Dataset records:
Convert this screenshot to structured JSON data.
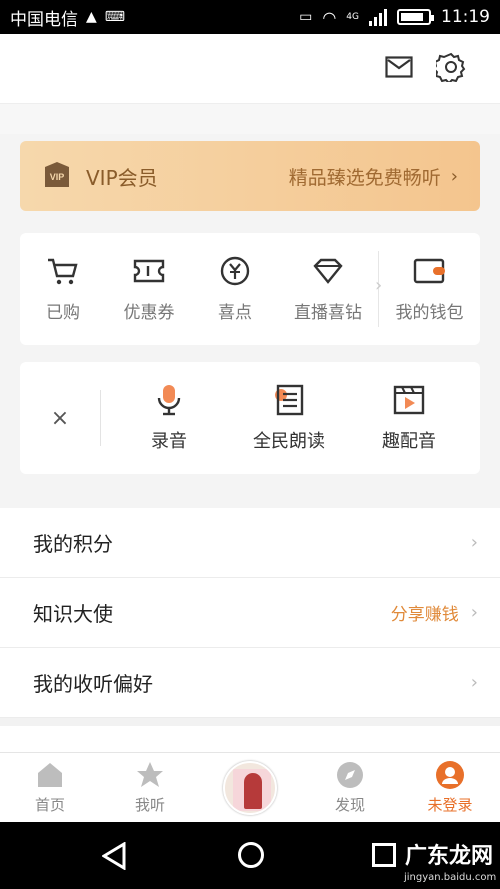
{
  "status_bar": {
    "carrier": "中国电信",
    "network": "4G",
    "time": "11:19",
    "battery_level": 0.85
  },
  "header": {
    "mail_icon": "mail-icon",
    "settings_icon": "gear-icon"
  },
  "vip": {
    "badge": "VIP",
    "title": "VIP会员",
    "slogan": "精品臻选免费畅听",
    "chevron": "›"
  },
  "wallet": {
    "items": [
      {
        "label": "已购",
        "icon": "cart-icon"
      },
      {
        "label": "优惠券",
        "icon": "coupon-icon"
      },
      {
        "label": "喜点",
        "icon": "yen-coin-icon"
      },
      {
        "label": "直播喜钻",
        "icon": "diamond-icon"
      },
      {
        "label": "我的钱包",
        "icon": "wallet-icon"
      }
    ]
  },
  "create": {
    "close": "×",
    "items": [
      {
        "label": "录音",
        "icon": "microphone-icon"
      },
      {
        "label": "全民朗读",
        "icon": "read-document-icon"
      },
      {
        "label": "趣配音",
        "icon": "video-dub-icon"
      }
    ]
  },
  "list": {
    "points": "我的积分",
    "ambassador": "知识大使",
    "ambassador_extra": "分享赚钱",
    "preference": "我的收听偏好",
    "arrow": "›"
  },
  "tabbar": {
    "tabs": [
      {
        "label": "首页",
        "icon": "home-icon"
      },
      {
        "label": "我听",
        "icon": "star-icon"
      },
      {
        "label": "",
        "icon": "now-playing-cover"
      },
      {
        "label": "发现",
        "icon": "compass-icon"
      },
      {
        "label": "未登录",
        "icon": "user-avatar-icon",
        "active": true
      }
    ]
  },
  "watermark": {
    "text": "广东龙网",
    "sub": "jingyan.baidu.com"
  },
  "colors": {
    "accent": "#e8702a",
    "vip_gold": "#f4c58e"
  }
}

Given exercise:
Print all the records again exactly; do not include any picture.

Output below:
Convert this screenshot to structured JSON data.
{
  "status_bar": {
    "carrier": "中国电信",
    "network": "4G",
    "time": "11:19",
    "battery_level": 0.85
  },
  "header": {
    "mail_icon": "mail-icon",
    "settings_icon": "gear-icon"
  },
  "vip": {
    "badge": "VIP",
    "title": "VIP会员",
    "slogan": "精品臻选免费畅听",
    "chevron": "›"
  },
  "wallet": {
    "items": [
      {
        "label": "已购",
        "icon": "cart-icon"
      },
      {
        "label": "优惠券",
        "icon": "coupon-icon"
      },
      {
        "label": "喜点",
        "icon": "yen-coin-icon"
      },
      {
        "label": "直播喜钻",
        "icon": "diamond-icon"
      },
      {
        "label": "我的钱包",
        "icon": "wallet-icon"
      }
    ]
  },
  "create": {
    "close": "×",
    "items": [
      {
        "label": "录音",
        "icon": "microphone-icon"
      },
      {
        "label": "全民朗读",
        "icon": "read-document-icon"
      },
      {
        "label": "趣配音",
        "icon": "video-dub-icon"
      }
    ]
  },
  "list": {
    "points": "我的积分",
    "ambassador": "知识大使",
    "ambassador_extra": "分享赚钱",
    "preference": "我的收听偏好",
    "arrow": "›"
  },
  "tabbar": {
    "tabs": [
      {
        "label": "首页",
        "icon": "home-icon"
      },
      {
        "label": "我听",
        "icon": "star-icon"
      },
      {
        "label": "",
        "icon": "now-playing-cover"
      },
      {
        "label": "发现",
        "icon": "compass-icon"
      },
      {
        "label": "未登录",
        "icon": "user-avatar-icon",
        "active": true
      }
    ]
  },
  "watermark": {
    "text": "广东龙网",
    "sub": "jingyan.baidu.com"
  },
  "colors": {
    "accent": "#e8702a",
    "vip_gold": "#f4c58e"
  }
}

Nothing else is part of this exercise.